What is being asked → Retype, word for word, the line containing "Parse this screenshot: output" and every line after it to the end. Skip pictures.

────────

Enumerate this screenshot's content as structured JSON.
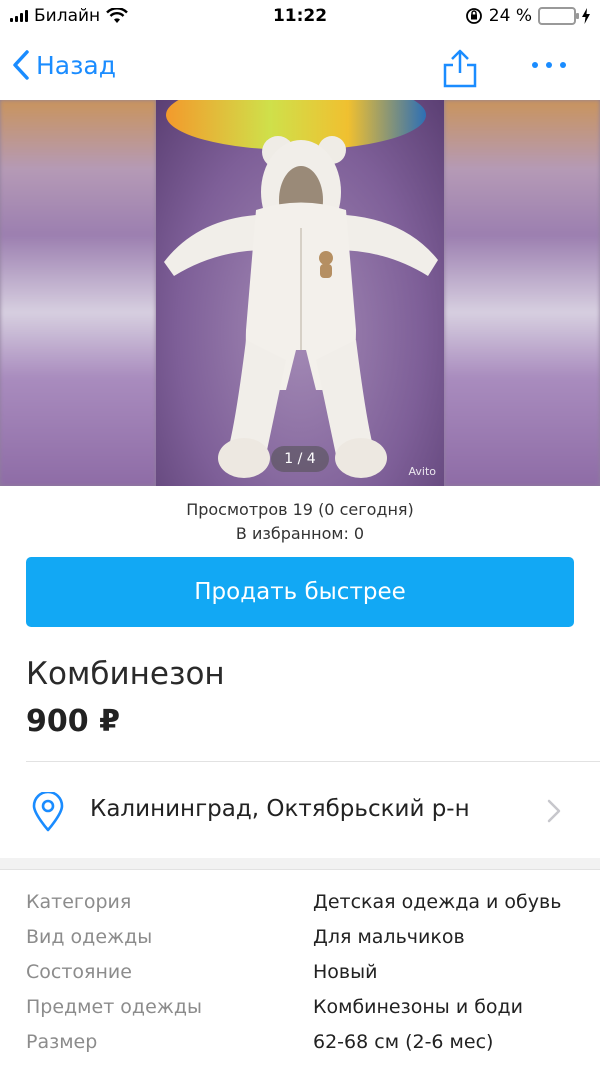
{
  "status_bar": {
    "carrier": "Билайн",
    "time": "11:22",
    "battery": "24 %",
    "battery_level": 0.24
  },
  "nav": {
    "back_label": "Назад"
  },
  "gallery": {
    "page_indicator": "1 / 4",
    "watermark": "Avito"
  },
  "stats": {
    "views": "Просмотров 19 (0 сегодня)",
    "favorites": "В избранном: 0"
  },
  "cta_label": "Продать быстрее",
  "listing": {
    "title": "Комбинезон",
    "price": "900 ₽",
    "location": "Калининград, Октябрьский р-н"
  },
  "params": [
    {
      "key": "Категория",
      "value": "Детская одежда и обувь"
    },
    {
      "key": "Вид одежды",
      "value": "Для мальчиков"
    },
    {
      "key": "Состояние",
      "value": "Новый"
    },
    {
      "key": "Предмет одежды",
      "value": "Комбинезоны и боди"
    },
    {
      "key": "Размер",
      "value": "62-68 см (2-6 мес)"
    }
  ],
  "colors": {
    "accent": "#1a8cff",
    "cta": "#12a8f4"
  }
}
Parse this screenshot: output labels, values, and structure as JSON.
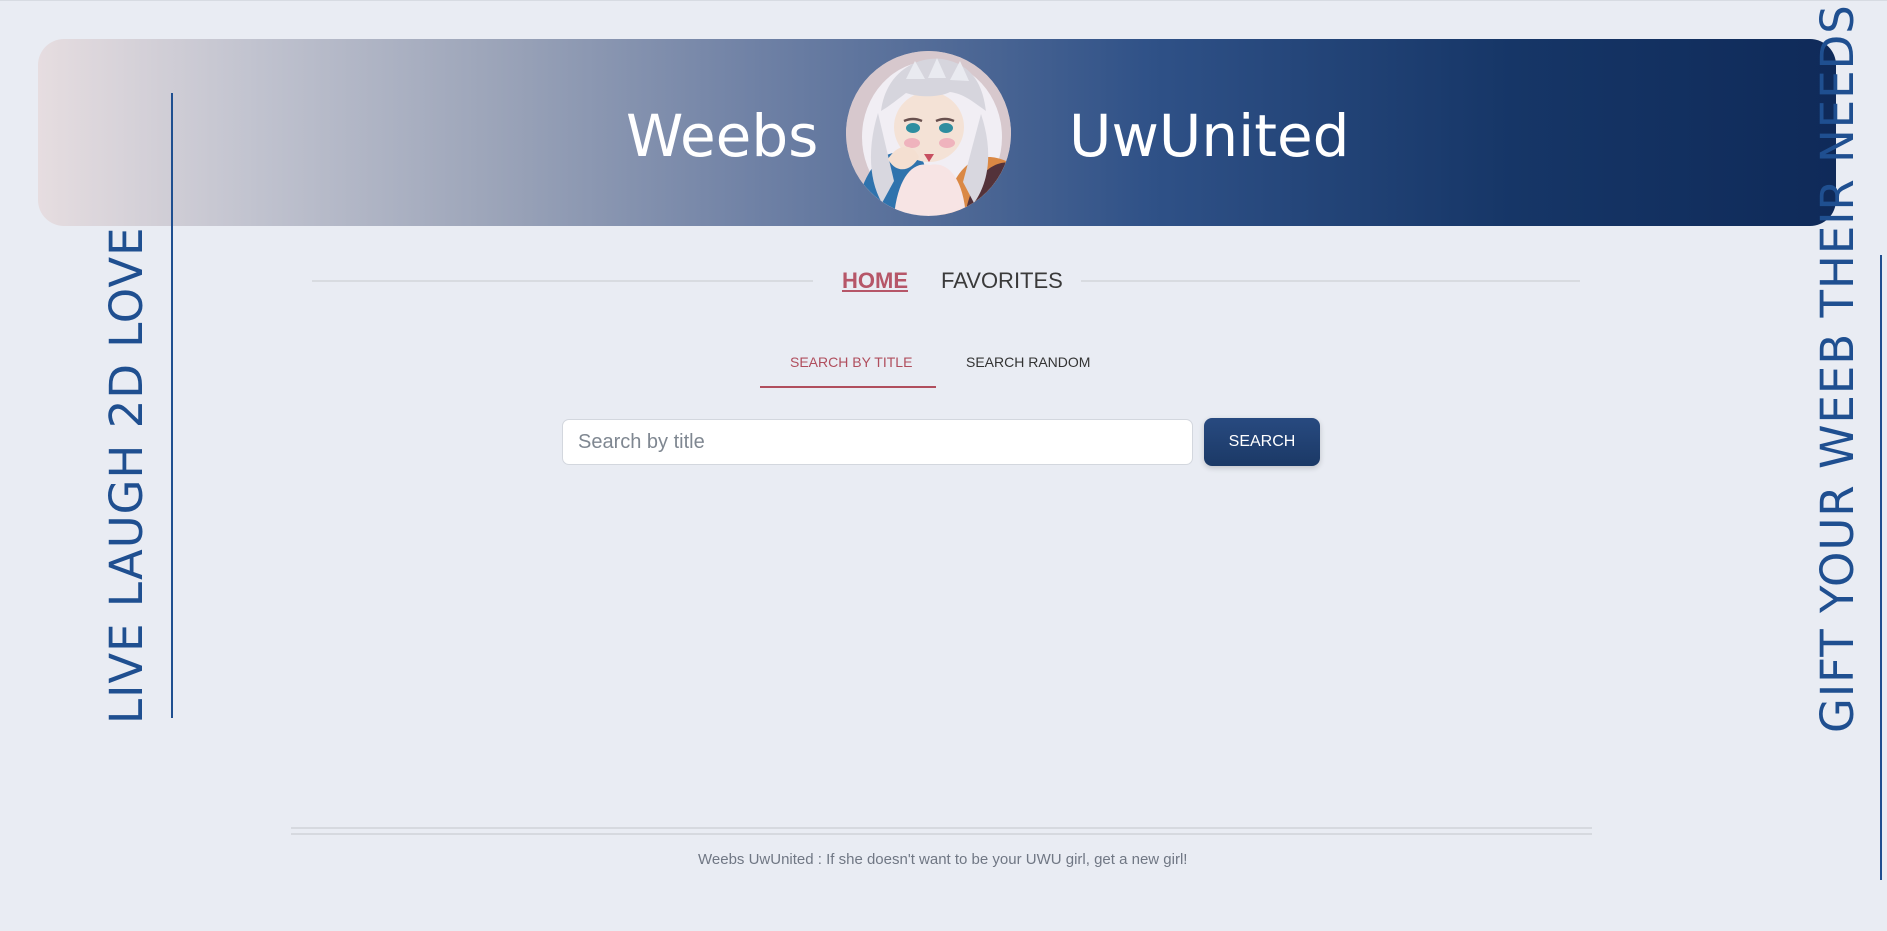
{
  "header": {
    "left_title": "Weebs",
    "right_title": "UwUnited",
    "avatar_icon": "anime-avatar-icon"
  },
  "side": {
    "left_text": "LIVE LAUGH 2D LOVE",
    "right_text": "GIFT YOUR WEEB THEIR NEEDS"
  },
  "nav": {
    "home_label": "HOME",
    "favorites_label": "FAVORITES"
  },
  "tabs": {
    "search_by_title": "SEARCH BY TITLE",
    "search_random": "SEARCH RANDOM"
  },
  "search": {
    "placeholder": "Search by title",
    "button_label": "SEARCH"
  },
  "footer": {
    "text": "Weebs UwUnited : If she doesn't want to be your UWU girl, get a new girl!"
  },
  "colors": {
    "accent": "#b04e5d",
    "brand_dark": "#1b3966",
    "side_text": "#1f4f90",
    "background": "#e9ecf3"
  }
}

────────

Right answer →
Parse this screenshot: output labels, values, and structure as JSON.
{
  "header": {
    "left_title": "Weebs",
    "right_title": "UwUnited",
    "avatar_icon": "anime-avatar-icon"
  },
  "side": {
    "left_text": "LIVE LAUGH 2D LOVE",
    "right_text": "GIFT YOUR WEEB THEIR NEEDS"
  },
  "nav": {
    "home_label": "HOME",
    "favorites_label": "FAVORITES"
  },
  "tabs": {
    "search_by_title": "SEARCH BY TITLE",
    "search_random": "SEARCH RANDOM"
  },
  "search": {
    "placeholder": "Search by title",
    "button_label": "SEARCH"
  },
  "footer": {
    "text": "Weebs UwUnited : If she doesn't want to be your UWU girl, get a new girl!"
  },
  "colors": {
    "accent": "#b04e5d",
    "brand_dark": "#1b3966",
    "side_text": "#1f4f90",
    "background": "#e9ecf3"
  }
}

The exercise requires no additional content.